Track down every line below that holds "negativa" and copy it.

##### Records

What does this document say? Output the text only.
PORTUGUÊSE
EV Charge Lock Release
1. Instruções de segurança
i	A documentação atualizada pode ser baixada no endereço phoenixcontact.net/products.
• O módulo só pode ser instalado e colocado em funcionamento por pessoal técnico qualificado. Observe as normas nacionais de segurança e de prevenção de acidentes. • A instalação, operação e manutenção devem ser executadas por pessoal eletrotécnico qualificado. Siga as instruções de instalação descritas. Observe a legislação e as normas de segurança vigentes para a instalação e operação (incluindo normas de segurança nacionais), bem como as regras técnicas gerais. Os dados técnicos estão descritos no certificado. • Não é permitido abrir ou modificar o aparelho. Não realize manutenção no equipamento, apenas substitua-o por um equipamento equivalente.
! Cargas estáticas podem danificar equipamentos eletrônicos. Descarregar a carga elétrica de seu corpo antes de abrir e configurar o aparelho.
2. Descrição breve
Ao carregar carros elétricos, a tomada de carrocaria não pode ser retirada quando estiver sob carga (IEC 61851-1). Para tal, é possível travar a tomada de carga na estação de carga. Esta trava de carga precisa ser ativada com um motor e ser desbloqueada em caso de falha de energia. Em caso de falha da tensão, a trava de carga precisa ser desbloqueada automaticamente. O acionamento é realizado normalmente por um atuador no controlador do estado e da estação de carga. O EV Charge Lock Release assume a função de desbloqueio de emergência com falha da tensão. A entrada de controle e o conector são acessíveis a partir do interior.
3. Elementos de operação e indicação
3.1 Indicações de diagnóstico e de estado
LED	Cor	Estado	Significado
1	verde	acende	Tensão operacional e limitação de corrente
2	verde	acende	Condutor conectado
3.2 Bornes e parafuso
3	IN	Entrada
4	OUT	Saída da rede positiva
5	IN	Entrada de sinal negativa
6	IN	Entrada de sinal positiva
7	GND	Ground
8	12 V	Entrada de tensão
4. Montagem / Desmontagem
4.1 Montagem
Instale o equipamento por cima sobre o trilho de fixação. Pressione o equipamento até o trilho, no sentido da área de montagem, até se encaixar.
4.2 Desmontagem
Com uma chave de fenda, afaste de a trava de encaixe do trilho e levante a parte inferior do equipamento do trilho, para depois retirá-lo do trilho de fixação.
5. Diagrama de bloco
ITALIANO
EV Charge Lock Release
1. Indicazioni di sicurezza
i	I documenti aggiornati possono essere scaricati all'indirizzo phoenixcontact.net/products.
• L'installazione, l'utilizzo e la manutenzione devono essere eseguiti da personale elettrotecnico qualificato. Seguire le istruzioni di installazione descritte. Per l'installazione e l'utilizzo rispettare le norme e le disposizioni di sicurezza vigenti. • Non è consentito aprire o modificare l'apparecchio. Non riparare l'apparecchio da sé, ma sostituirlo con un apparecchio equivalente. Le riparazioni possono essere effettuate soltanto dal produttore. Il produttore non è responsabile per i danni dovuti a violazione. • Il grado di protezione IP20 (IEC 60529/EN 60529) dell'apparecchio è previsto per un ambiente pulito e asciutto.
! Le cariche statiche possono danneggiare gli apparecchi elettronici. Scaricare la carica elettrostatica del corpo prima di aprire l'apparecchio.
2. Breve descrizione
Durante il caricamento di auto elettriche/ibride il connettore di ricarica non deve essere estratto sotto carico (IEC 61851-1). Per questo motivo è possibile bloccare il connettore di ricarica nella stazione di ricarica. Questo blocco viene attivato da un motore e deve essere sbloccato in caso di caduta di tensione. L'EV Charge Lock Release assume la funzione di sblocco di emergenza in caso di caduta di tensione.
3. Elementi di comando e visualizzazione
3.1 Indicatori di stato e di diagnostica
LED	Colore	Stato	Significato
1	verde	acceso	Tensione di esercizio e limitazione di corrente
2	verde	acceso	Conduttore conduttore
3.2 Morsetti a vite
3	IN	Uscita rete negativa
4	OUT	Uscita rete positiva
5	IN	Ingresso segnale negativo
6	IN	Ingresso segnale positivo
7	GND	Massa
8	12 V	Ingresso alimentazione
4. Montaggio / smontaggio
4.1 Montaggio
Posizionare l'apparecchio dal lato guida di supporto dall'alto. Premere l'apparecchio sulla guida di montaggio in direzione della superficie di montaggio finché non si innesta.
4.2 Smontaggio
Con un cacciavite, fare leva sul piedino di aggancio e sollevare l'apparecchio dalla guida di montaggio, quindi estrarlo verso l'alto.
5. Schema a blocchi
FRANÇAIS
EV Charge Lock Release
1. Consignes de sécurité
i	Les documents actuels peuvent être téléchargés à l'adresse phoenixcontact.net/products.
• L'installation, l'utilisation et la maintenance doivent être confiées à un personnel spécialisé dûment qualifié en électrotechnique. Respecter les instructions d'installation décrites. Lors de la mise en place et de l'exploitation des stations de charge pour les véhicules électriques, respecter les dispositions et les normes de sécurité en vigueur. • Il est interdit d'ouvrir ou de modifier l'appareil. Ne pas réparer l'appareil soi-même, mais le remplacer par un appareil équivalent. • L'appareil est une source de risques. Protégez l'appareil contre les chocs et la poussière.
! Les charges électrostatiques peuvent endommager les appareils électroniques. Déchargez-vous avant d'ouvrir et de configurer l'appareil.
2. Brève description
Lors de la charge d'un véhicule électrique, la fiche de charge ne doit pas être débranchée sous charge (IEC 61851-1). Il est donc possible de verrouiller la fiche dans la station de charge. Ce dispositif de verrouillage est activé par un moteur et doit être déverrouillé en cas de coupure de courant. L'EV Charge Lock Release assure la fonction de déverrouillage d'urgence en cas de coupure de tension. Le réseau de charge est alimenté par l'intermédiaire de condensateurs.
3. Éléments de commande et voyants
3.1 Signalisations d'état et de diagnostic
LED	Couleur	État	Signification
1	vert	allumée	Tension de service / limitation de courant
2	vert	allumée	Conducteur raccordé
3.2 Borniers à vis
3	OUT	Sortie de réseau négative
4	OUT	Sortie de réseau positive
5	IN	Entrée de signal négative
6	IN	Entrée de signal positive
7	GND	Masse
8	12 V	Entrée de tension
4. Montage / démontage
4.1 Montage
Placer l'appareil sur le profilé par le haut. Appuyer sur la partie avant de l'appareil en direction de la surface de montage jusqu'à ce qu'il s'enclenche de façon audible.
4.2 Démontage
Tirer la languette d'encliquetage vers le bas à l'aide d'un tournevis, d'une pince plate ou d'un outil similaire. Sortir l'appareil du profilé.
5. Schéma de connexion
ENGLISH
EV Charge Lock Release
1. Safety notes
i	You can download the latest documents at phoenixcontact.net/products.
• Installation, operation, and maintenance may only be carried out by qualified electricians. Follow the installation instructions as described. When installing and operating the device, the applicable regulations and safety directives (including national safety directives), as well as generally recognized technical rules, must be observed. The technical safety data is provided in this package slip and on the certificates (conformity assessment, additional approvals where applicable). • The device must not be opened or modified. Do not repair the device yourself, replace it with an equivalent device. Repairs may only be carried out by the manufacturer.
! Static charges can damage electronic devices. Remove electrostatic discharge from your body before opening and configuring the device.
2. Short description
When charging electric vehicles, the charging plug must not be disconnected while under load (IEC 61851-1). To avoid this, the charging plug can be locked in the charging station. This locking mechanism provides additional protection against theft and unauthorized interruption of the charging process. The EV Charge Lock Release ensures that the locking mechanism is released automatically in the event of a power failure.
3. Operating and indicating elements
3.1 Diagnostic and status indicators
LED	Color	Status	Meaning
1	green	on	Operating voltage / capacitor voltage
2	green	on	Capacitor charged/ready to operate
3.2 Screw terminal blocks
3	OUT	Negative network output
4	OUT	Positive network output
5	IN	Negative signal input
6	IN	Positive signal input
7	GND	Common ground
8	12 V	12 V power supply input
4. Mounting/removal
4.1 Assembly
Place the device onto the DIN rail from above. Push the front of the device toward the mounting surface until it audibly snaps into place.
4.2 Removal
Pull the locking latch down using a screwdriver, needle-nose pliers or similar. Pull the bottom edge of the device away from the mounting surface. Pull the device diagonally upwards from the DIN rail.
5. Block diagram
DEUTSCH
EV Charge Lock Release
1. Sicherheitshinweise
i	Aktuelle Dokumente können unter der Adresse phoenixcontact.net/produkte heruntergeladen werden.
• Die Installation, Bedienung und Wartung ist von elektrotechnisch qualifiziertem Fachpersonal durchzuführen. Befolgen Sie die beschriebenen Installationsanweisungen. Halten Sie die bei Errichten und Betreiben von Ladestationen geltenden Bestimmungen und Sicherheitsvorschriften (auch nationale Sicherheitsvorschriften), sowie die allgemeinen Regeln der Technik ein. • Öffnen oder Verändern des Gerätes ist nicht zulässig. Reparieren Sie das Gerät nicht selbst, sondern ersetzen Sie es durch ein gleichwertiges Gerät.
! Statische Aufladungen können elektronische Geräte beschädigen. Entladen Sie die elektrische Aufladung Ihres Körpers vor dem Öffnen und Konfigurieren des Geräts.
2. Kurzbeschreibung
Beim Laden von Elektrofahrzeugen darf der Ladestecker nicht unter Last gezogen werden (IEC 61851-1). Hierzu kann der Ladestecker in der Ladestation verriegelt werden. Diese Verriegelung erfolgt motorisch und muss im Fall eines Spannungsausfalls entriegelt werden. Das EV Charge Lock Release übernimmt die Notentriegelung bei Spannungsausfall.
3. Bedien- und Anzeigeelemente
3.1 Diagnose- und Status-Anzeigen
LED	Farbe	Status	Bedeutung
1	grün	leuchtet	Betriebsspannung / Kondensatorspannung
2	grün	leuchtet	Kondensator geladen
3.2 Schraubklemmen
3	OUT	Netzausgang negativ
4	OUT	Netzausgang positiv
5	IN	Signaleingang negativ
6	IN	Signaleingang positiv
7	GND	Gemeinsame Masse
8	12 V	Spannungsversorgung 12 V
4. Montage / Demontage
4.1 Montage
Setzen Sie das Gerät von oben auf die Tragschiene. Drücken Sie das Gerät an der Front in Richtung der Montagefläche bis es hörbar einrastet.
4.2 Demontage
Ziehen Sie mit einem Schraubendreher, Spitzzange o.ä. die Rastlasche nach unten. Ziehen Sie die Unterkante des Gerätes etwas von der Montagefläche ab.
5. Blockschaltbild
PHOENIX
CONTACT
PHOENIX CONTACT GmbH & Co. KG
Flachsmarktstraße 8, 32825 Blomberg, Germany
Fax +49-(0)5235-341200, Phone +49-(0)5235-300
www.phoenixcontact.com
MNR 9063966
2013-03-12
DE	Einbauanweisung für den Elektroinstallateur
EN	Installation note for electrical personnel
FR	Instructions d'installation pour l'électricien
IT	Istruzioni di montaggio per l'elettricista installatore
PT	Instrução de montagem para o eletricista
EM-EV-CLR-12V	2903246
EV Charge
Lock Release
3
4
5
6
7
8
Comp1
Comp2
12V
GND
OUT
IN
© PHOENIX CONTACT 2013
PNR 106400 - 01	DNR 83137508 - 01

##########

_Complete output_:
5	IN	Entrada de sinal negativa
3	IN	Uscita rete negativa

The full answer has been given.